- [Materials provided]
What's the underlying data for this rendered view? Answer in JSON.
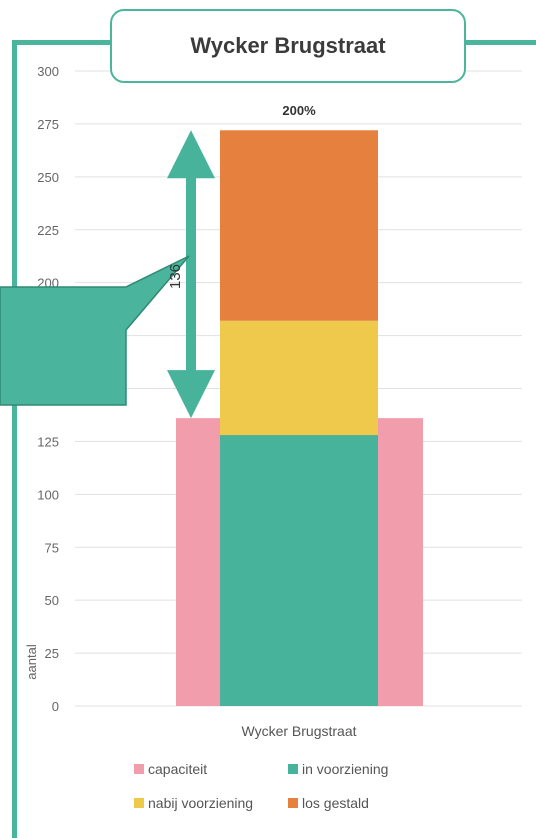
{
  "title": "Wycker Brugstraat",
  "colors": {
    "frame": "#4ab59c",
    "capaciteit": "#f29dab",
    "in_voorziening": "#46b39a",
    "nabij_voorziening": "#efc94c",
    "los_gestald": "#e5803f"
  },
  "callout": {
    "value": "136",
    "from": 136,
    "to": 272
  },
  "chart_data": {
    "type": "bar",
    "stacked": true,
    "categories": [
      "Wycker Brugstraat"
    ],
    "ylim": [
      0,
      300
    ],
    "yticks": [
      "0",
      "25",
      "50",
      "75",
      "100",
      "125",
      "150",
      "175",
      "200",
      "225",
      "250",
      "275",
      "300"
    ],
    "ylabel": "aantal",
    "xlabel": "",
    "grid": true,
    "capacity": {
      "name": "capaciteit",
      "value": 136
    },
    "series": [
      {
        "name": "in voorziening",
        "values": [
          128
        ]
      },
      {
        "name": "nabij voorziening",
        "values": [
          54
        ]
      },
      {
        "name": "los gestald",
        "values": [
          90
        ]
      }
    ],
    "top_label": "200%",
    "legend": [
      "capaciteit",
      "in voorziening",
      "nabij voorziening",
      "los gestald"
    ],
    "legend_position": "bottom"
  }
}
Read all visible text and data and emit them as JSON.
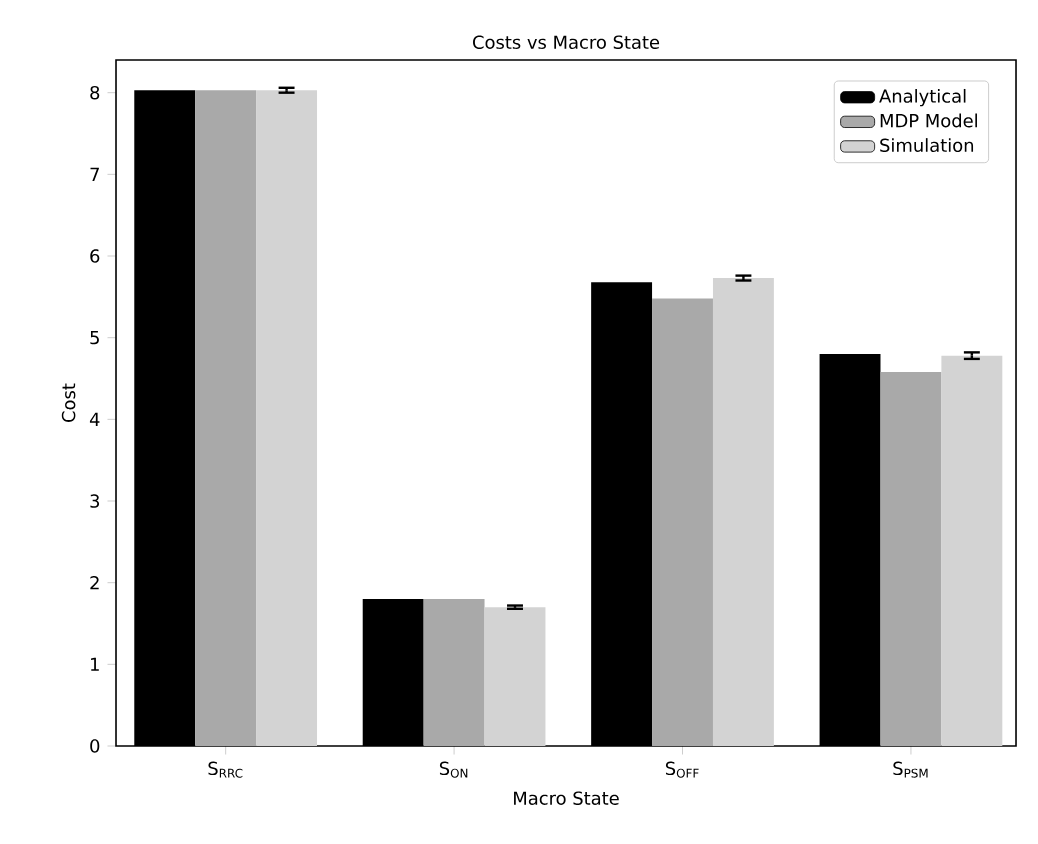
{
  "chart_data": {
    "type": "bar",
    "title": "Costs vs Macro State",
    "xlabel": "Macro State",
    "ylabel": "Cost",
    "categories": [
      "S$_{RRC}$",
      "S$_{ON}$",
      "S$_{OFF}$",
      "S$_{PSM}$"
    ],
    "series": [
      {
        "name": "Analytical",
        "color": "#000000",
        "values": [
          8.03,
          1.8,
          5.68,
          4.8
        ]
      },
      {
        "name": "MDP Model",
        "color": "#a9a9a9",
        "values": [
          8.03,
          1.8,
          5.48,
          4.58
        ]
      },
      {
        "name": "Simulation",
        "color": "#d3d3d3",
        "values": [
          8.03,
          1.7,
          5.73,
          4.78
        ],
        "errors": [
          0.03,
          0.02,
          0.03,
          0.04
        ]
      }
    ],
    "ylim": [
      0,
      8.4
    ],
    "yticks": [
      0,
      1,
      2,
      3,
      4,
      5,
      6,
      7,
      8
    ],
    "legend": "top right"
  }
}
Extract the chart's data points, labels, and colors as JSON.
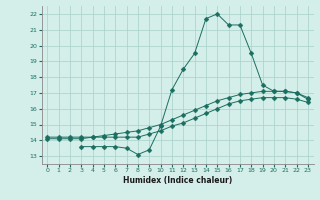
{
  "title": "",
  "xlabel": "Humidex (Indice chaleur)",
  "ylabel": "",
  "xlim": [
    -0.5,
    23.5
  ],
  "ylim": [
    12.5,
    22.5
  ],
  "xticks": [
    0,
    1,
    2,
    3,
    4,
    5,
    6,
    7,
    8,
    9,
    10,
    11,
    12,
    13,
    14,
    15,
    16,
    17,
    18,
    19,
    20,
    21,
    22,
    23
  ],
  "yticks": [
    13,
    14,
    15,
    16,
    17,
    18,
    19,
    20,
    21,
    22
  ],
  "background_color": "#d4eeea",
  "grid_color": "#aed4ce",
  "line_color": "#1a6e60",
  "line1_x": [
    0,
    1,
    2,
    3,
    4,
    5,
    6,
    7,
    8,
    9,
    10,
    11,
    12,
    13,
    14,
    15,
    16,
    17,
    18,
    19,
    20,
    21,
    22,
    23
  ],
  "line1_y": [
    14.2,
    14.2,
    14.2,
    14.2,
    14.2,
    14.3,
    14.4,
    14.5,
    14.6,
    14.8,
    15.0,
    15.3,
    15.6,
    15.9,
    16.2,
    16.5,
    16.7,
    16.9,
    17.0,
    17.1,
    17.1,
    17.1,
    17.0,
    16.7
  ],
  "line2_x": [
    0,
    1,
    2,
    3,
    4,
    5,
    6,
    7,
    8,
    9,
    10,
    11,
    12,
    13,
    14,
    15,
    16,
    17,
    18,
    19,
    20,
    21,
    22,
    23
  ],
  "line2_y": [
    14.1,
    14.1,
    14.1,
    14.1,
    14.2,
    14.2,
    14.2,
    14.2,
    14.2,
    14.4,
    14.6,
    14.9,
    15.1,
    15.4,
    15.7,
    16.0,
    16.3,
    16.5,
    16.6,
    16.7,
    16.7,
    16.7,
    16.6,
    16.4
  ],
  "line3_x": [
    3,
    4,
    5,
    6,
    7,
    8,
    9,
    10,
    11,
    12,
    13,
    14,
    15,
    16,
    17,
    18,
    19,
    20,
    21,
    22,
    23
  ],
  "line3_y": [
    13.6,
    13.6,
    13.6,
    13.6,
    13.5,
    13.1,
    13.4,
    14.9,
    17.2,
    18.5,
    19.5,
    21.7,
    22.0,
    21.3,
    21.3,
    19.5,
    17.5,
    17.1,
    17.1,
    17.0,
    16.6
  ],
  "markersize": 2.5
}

- [Aim of the exercise] Extract all lines that hold the word "Macro".

- [Result below]
    "title": "Costs vs Macro State",
    "xlabel": "Macro State",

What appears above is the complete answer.